**EXERCISE GOAL**
Return the number of lines in which the word "will" appears; add nothing else.

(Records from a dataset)
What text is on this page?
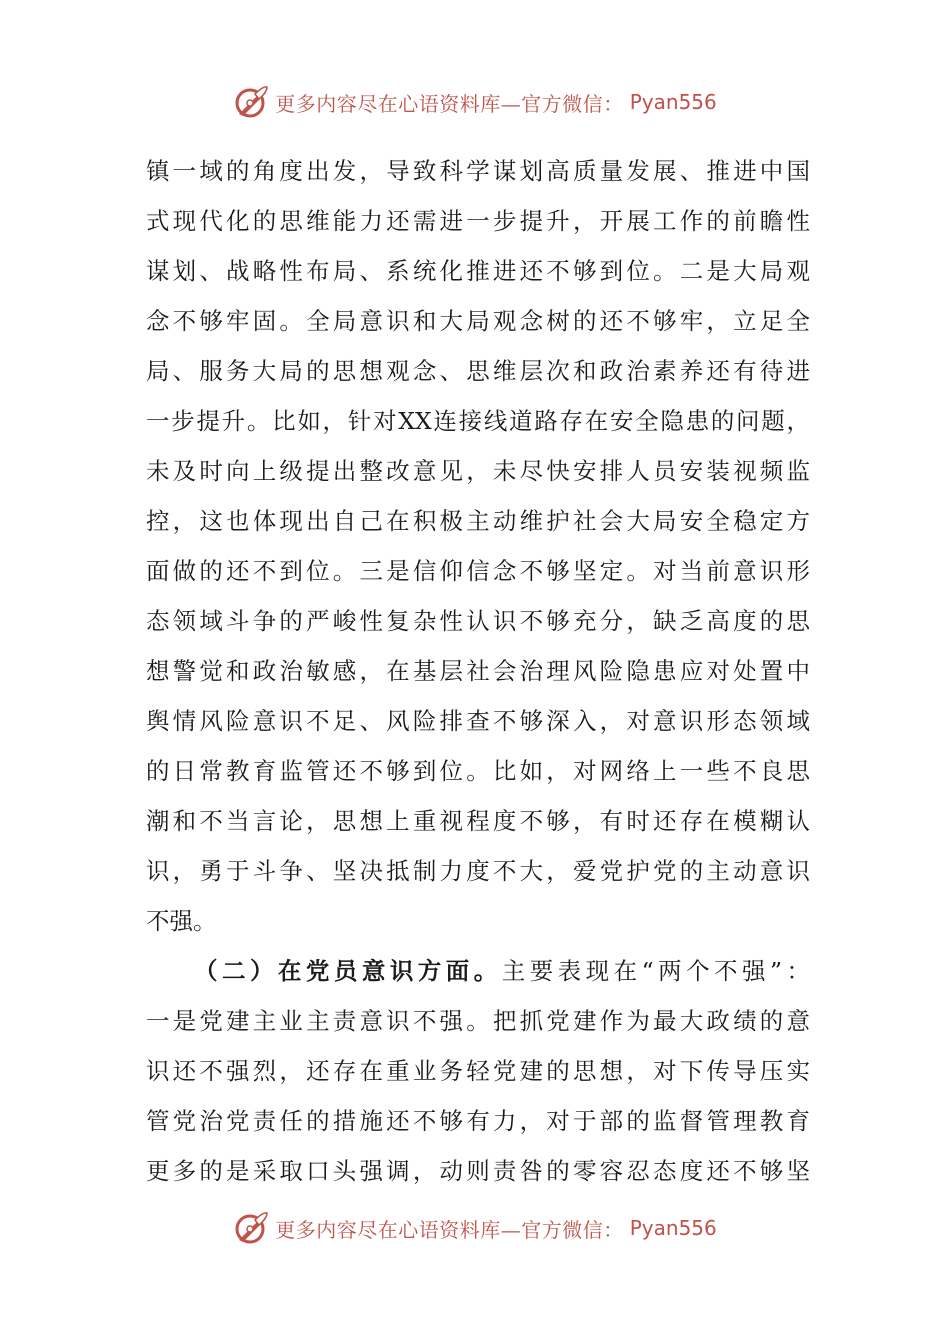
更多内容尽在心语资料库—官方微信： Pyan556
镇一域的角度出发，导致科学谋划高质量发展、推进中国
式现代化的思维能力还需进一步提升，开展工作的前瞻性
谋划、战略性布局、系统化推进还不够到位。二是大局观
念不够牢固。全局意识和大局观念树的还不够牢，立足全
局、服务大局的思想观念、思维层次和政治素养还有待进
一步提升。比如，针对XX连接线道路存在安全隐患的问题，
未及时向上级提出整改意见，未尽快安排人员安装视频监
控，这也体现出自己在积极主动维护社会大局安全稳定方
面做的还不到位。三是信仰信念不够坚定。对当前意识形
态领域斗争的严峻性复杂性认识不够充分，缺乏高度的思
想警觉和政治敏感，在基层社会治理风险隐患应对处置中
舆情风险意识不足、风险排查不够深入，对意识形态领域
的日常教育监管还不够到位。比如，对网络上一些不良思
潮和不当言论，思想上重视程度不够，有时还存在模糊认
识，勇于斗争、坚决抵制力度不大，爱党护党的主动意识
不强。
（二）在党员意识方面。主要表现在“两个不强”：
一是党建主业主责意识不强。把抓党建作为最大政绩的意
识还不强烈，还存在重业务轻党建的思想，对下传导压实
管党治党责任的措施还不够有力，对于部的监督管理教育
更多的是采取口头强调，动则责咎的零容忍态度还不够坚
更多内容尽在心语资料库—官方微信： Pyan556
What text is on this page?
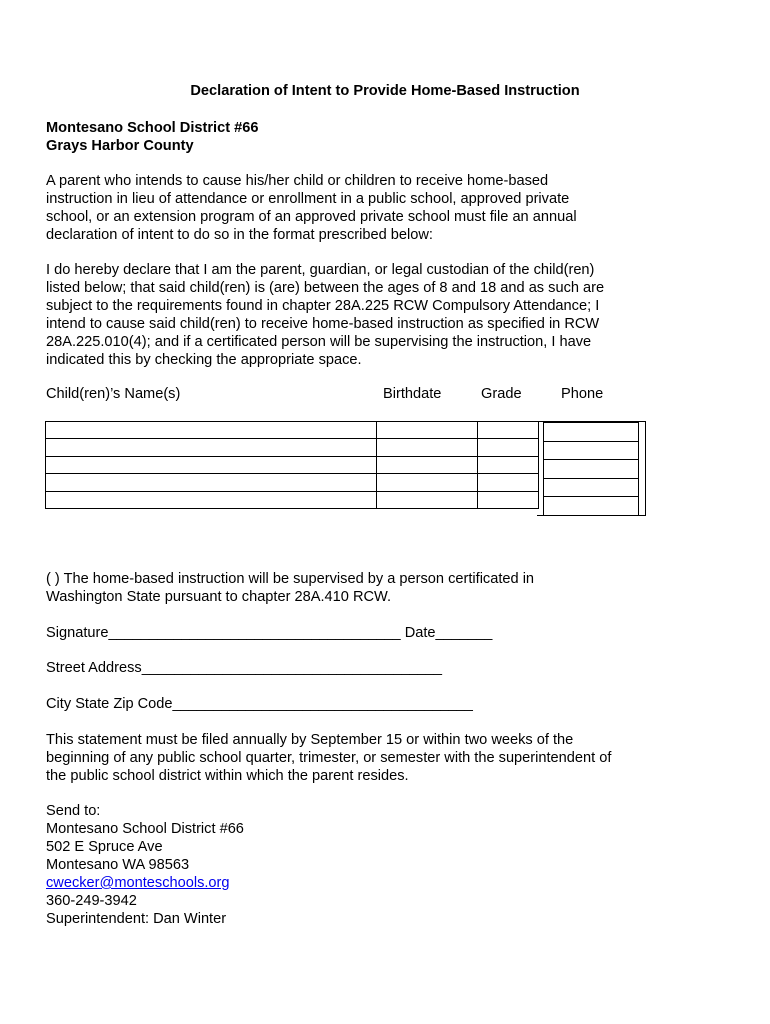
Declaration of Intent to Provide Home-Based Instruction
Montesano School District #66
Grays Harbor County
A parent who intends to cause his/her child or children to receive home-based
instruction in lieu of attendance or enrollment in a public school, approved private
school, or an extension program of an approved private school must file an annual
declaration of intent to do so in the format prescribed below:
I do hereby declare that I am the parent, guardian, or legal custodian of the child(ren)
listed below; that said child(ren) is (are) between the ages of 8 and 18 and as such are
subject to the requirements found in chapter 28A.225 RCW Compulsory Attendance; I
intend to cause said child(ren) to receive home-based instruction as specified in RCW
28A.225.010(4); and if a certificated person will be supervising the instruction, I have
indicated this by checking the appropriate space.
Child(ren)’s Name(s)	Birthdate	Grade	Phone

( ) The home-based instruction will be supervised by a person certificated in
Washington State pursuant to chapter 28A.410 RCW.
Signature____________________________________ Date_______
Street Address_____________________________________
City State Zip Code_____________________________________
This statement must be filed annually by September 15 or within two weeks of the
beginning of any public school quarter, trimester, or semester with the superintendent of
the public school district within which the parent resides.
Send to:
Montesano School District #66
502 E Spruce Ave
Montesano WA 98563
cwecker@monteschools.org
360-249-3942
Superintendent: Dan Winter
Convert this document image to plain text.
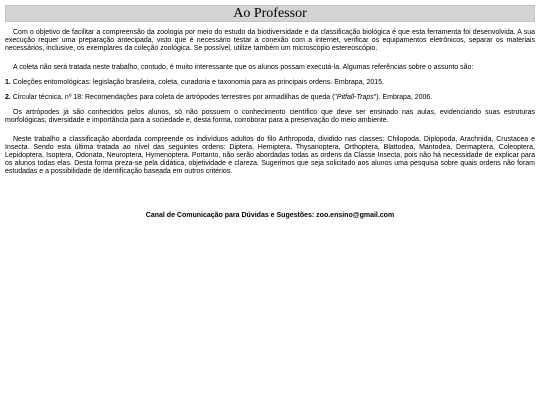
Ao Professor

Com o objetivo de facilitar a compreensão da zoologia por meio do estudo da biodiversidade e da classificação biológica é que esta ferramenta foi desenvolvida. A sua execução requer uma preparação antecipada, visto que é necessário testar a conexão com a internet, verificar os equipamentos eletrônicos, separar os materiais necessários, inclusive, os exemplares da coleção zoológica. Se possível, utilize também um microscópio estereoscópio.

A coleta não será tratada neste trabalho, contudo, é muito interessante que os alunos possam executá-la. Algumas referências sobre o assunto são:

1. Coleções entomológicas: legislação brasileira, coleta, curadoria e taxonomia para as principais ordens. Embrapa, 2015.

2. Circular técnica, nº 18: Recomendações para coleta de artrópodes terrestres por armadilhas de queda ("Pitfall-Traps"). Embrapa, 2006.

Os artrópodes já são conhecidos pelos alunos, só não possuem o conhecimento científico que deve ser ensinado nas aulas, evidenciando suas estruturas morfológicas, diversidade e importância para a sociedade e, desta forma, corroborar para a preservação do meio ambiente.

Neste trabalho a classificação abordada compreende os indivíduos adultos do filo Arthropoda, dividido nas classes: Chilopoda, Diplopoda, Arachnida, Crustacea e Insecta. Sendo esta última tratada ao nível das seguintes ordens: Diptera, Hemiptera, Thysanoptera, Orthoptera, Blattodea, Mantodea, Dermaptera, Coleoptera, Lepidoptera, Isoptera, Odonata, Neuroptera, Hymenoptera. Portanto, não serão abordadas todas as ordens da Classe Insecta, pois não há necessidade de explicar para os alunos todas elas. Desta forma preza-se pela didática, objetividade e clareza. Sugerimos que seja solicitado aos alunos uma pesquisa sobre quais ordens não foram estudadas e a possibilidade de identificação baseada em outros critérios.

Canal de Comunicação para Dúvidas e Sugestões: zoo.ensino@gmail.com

...

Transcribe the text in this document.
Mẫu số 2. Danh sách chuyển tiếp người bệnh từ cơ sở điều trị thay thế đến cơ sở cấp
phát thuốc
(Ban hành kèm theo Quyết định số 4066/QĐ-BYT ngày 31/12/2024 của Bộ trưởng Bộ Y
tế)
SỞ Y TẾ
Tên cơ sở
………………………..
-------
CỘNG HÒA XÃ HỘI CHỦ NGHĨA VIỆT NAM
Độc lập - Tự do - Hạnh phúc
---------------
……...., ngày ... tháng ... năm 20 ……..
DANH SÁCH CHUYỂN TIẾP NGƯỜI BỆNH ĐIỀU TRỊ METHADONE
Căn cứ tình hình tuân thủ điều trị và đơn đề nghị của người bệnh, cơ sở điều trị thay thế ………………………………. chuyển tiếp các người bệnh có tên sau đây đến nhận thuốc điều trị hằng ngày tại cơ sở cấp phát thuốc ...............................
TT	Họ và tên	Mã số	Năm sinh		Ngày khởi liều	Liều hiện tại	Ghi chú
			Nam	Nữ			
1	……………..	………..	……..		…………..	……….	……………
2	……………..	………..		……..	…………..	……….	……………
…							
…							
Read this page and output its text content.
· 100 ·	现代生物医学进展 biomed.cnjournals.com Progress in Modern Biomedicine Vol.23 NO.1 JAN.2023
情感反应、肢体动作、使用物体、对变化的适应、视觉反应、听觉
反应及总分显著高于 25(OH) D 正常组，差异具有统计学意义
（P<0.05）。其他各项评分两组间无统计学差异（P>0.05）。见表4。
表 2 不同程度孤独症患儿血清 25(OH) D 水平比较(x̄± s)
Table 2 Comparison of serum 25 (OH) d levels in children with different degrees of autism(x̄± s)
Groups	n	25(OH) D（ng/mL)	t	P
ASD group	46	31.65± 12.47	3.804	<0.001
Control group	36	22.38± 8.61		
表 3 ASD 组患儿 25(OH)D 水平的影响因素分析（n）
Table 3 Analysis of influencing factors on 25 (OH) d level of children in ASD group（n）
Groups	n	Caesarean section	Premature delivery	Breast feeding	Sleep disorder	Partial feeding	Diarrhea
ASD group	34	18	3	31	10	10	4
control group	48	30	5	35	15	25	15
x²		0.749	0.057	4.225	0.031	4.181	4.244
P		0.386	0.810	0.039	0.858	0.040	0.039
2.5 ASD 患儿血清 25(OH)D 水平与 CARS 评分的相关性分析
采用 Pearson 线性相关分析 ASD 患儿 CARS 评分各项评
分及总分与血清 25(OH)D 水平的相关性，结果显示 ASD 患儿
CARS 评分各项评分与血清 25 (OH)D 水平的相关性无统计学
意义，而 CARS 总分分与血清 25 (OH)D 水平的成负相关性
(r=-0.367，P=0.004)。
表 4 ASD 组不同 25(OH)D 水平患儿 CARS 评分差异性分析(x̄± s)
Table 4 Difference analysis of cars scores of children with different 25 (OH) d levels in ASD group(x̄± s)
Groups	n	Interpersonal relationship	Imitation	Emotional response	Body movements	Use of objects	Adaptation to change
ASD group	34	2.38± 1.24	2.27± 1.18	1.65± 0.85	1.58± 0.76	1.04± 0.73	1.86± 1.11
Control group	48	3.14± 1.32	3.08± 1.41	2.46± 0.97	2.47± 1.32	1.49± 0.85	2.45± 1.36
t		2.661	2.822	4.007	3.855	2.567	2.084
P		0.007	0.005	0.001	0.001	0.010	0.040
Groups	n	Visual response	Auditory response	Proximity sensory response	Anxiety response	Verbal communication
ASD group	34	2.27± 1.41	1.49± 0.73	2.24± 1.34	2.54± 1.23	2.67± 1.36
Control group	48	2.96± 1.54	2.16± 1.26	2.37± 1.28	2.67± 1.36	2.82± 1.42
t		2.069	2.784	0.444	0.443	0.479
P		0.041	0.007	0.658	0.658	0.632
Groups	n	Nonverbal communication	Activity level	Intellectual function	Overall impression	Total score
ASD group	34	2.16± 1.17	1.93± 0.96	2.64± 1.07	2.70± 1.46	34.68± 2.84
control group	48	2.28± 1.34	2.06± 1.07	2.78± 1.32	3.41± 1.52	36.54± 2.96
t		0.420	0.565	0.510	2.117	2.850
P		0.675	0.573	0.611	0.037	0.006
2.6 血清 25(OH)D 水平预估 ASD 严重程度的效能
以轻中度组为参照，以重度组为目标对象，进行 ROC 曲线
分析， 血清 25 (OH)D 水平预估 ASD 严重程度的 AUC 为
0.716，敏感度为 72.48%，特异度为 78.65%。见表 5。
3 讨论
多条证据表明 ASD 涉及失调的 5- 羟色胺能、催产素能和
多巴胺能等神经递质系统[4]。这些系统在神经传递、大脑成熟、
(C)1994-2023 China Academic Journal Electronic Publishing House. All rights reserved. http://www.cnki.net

**WORKED ANSWER**
2